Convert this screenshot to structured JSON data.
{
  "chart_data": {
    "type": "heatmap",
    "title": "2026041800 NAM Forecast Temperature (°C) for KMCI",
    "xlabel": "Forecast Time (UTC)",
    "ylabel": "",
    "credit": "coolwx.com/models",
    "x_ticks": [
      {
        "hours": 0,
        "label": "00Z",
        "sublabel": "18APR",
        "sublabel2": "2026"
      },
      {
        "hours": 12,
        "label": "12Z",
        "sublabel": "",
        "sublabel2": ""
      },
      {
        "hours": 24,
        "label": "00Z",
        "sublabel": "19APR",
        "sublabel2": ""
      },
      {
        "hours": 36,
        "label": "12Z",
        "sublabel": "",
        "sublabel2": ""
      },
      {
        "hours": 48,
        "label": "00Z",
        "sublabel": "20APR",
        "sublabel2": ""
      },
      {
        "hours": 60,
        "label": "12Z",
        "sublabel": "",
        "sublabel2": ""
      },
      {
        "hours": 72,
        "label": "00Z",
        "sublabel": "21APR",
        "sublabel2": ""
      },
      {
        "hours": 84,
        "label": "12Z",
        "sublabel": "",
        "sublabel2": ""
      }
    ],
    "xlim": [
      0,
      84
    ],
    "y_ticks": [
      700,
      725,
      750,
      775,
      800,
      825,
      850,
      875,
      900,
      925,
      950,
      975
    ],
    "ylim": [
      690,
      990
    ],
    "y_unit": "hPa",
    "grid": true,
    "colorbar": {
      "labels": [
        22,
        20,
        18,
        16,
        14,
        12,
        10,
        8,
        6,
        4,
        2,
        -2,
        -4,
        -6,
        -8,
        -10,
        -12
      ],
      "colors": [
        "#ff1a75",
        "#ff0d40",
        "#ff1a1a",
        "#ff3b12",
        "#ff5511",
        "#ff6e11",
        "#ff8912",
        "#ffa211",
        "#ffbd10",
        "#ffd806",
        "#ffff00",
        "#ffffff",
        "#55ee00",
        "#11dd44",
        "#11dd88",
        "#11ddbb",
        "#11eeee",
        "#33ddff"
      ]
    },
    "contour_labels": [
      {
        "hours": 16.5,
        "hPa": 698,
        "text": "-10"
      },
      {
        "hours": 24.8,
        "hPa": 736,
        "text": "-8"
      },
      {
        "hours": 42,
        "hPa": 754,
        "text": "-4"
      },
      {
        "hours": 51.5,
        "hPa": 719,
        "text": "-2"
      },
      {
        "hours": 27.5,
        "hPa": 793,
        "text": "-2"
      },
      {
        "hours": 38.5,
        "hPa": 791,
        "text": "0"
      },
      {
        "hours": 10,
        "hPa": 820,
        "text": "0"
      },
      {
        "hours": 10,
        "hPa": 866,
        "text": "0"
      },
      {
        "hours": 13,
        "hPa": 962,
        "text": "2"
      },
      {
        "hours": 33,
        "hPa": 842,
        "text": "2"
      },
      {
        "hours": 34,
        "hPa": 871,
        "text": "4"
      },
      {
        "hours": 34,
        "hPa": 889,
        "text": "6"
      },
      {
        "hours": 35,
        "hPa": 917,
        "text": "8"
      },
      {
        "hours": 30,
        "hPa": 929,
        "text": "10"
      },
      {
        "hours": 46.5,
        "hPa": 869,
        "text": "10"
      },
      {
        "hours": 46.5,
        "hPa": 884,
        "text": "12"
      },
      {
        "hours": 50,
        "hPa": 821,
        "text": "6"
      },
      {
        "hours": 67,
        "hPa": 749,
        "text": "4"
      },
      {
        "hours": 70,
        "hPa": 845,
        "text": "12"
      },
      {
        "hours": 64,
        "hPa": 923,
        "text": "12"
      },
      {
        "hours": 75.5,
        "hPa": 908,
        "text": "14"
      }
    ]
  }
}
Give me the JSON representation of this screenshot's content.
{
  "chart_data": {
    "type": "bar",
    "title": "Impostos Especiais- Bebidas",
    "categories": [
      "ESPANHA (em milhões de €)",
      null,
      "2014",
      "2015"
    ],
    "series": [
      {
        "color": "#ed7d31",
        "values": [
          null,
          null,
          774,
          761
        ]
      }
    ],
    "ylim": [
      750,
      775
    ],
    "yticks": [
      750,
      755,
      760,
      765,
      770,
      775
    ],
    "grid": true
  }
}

*Aim*: Each line from the one with "Give me the" through the last line of the records must be written out word for word. Include nothing else.

*Task output*:
Give me the JSON representation of this screenshot's content.
{
  "chart_data": {
    "type": "bar",
    "title": "Impostos Especiais- Bebidas",
    "categories": [
      "ESPANHA (em milhões de €)",
      null,
      "2014",
      "2015"
    ],
    "series": [
      {
        "color": "#ed7d31",
        "values": [
          null,
          null,
          774,
          761
        ]
      }
    ],
    "ylim": [
      750,
      775
    ],
    "yticks": [
      750,
      755,
      760,
      765,
      770,
      775
    ],
    "grid": true
  }
}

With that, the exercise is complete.